(Dataset records)
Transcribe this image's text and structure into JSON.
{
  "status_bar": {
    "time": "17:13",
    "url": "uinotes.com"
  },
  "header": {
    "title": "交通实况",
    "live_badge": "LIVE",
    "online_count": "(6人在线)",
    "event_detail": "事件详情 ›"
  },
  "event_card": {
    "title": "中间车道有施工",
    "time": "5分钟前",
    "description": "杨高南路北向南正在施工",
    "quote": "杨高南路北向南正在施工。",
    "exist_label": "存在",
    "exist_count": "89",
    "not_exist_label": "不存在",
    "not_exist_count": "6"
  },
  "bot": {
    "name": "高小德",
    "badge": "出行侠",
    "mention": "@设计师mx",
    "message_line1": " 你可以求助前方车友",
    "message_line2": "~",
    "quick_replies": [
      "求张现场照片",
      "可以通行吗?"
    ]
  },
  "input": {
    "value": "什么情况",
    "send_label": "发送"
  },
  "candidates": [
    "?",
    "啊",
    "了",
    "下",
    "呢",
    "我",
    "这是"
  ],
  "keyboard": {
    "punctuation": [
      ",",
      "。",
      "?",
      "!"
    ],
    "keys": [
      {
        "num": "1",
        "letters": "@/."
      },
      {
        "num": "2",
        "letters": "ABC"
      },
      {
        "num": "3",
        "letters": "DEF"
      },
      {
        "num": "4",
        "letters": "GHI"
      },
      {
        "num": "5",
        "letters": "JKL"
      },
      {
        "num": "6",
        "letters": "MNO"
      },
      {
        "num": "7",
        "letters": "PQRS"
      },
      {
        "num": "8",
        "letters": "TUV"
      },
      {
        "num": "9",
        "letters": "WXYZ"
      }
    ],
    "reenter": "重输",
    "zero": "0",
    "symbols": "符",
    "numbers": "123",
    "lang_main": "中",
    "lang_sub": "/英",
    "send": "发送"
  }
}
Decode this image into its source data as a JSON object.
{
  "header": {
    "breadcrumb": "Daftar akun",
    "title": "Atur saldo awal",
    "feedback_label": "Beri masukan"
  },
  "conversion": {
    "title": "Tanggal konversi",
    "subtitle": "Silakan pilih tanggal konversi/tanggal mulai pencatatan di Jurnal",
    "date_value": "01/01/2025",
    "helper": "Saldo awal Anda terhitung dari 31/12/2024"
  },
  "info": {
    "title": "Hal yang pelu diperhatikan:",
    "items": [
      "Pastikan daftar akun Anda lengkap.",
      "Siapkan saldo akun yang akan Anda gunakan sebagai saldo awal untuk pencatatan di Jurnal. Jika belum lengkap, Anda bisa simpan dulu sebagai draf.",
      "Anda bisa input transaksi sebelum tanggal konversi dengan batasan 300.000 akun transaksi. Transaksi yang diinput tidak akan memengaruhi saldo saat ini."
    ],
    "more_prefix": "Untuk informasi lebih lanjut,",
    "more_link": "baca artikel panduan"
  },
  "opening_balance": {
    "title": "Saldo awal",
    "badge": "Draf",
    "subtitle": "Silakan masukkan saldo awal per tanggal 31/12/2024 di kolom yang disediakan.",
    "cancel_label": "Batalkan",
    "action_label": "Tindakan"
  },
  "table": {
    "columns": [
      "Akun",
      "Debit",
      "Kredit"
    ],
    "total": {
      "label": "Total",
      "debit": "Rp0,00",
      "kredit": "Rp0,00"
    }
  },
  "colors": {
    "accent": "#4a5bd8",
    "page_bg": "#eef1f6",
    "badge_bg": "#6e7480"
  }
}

→ EXERCISE AIM: Within the listing above, copy each line that has the string "into".

→ CORRECT OUTPUT:
Transcribe this image's text and structure into JSON.
Decode this image into its source data as a JSON object.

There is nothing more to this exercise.